• **Task to carry out**: Your task is to repeat all of the material exactly.
## START
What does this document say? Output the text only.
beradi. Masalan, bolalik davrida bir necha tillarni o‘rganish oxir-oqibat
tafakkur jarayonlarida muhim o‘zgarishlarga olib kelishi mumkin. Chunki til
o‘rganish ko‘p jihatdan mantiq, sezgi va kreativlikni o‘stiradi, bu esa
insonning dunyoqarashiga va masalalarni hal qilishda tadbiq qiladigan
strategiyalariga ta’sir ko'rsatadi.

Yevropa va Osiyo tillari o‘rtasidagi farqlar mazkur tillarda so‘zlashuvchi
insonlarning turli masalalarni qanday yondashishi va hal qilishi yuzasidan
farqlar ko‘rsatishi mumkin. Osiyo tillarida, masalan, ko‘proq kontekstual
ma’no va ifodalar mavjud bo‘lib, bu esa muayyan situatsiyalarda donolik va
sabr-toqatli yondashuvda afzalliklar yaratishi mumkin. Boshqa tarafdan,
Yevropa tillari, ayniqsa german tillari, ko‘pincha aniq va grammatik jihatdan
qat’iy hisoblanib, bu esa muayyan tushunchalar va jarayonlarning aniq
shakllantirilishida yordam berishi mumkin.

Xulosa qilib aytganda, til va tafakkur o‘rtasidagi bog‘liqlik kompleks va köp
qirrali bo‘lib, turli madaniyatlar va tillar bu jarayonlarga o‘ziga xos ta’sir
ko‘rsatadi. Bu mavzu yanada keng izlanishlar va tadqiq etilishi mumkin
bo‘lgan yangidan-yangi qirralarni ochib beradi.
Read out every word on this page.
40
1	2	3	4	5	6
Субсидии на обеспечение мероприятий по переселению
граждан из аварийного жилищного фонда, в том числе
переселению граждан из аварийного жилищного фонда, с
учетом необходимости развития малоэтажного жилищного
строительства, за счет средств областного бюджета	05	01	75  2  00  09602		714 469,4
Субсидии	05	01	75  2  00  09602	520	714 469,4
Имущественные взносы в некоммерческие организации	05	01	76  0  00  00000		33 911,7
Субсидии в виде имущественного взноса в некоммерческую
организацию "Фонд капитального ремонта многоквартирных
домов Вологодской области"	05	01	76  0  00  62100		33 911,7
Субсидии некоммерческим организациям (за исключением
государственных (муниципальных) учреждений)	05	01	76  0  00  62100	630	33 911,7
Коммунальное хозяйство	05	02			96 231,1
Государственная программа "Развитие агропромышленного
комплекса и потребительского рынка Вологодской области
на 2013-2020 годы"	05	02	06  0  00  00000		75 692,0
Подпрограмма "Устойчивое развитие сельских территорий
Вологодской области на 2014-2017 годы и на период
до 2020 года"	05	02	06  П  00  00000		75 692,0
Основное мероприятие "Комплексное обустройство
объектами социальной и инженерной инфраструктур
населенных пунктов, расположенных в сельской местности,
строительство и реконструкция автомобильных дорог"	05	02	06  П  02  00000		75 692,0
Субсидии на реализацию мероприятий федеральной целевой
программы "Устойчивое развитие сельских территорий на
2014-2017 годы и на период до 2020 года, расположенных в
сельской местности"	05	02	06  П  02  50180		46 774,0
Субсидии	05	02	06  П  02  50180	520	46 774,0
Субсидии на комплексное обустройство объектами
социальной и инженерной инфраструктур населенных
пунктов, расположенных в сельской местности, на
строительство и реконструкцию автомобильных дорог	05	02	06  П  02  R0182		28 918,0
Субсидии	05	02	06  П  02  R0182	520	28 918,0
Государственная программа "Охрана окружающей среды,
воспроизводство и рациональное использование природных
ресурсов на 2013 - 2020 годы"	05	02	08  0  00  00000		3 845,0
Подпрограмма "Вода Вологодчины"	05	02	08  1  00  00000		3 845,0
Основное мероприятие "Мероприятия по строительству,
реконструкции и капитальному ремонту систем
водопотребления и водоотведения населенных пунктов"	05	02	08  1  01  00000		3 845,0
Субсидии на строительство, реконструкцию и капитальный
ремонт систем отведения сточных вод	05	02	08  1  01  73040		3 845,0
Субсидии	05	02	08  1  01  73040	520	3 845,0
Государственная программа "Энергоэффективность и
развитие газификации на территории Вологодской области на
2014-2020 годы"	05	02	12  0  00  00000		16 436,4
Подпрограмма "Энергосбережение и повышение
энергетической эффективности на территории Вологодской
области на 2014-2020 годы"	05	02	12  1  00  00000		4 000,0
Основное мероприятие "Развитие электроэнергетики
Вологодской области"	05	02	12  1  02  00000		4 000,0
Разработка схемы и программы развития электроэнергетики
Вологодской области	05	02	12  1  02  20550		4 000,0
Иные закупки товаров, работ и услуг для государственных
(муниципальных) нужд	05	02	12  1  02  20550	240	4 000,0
## END
• **Task result**:
What does this document say? Output the text only.
beradi. Masalan, bolalik davrida bir necha tillarni o‘rganish oxir-oqibat
tafakkur jarayonlarida muhim o‘zgarishlarga olib kelishi mumkin. Chunki til
o‘rganish ko‘p jihatdan mantiq, sezgi va kreativlikni o‘stiradi, bu esa
insonning dunyoqarashiga va masalalarni hal qilishda tadbiq qiladigan
strategiyalariga ta’sir ko'rsatadi.

Yevropa va Osiyo tillari o‘rtasidagi farqlar mazkur tillarda so‘zlashuvchi
insonlarning turli masalalarni qanday yondashishi va hal qilishi yuzasidan
farqlar ko‘rsatishi mumkin. Osiyo tillarida, masalan, ko‘proq kontekstual
ma’no va ifodalar mavjud bo‘lib, bu esa muayyan situatsiyalarda donolik va
sabr-toqatli yondashuvda afzalliklar yaratishi mumkin. Boshqa tarafdan,
Yevropa tillari, ayniqsa german tillari, ko‘pincha aniq va grammatik jihatdan
qat’iy hisoblanib, bu esa muayyan tushunchalar va jarayonlarning aniq
shakllantirilishida yordam berishi mumkin.

Xulosa qilib aytganda, til va tafakkur o‘rtasidagi bog‘liqlik kompleks va köp
qirrali bo‘lib, turli madaniyatlar va tillar bu jarayonlarga o‘ziga xos ta’sir
ko‘rsatadi. Bu mavzu yanada keng izlanishlar va tadqiq etilishi mumkin
bo‘lgan yangidan-yangi qirralarni ochib beradi.
Read out every word on this page.
40
1	2	3	4	5	6
Субсидии на обеспечение мероприятий по переселению
граждан из аварийного жилищного фонда, в том числе
переселению граждан из аварийного жилищного фонда, с
учетом необходимости развития малоэтажного жилищного
строительства, за счет средств областного бюджета	05	01	75  2  00  09602		714 469,4
Субсидии	05	01	75  2  00  09602	520	714 469,4
Имущественные взносы в некоммерческие организации	05	01	76  0  00  00000		33 911,7
Субсидии в виде имущественного взноса в некоммерческую
организацию "Фонд капитального ремонта многоквартирных
домов Вологодской области"	05	01	76  0  00  62100		33 911,7
Субсидии некоммерческим организациям (за исключением
государственных (муниципальных) учреждений)	05	01	76  0  00  62100	630	33 911,7
Коммунальное хозяйство	05	02			96 231,1
Государственная программа "Развитие агропромышленного
комплекса и потребительского рынка Вологодской области
на 2013-2020 годы"	05	02	06  0  00  00000		75 692,0
Подпрограмма "Устойчивое развитие сельских территорий
Вологодской области на 2014-2017 годы и на период
до 2020 года"	05	02	06  П  00  00000		75 692,0
Основное мероприятие "Комплексное обустройство
объектами социальной и инженерной инфраструктур
населенных пунктов, расположенных в сельской местности,
строительство и реконструкция автомобильных дорог"	05	02	06  П  02  00000		75 692,0
Субсидии на реализацию мероприятий федеральной целевой
программы "Устойчивое развитие сельских территорий на
2014-2017 годы и на период до 2020 года, расположенных в
сельской местности"	05	02	06  П  02  50180		46 774,0
Субсидии	05	02	06  П  02  50180	520	46 774,0
Субсидии на комплексное обустройство объектами
социальной и инженерной инфраструктур населенных
пунктов, расположенных в сельской местности, на
строительство и реконструкцию автомобильных дорог	05	02	06  П  02  R0182		28 918,0
Субсидии	05	02	06  П  02  R0182	520	28 918,0
Государственная программа "Охрана окружающей среды,
воспроизводство и рациональное использование природных
ресурсов на 2013 - 2020 годы"	05	02	08  0  00  00000		3 845,0
Подпрограмма "Вода Вологодчины"	05	02	08  1  00  00000		3 845,0
Основное мероприятие "Мероприятия по строительству,
реконструкции и капитальному ремонту систем
водопотребления и водоотведения населенных пунктов"	05	02	08  1  01  00000		3 845,0
Субсидии на строительство, реконструкцию и капитальный
ремонт систем отведения сточных вод	05	02	08  1  01  73040		3 845,0
Субсидии	05	02	08  1  01  73040	520	3 845,0
Государственная программа "Энергоэффективность и
развитие газификации на территории Вологодской области на
2014-2020 годы"	05	02	12  0  00  00000		16 436,4
Подпрограмма "Энергосбережение и повышение
энергетической эффективности на территории Вологодской
области на 2014-2020 годы"	05	02	12  1  00  00000		4 000,0
Основное мероприятие "Развитие электроэнергетики
Вологодской области"	05	02	12  1  02  00000		4 000,0
Разработка схемы и программы развития электроэнергетики
Вологодской области	05	02	12  1  02  20550		4 000,0
Иные закупки товаров, работ и услуг для государственных
(муниципальных) нужд	05	02	12  1  02  20550	240	4 000,0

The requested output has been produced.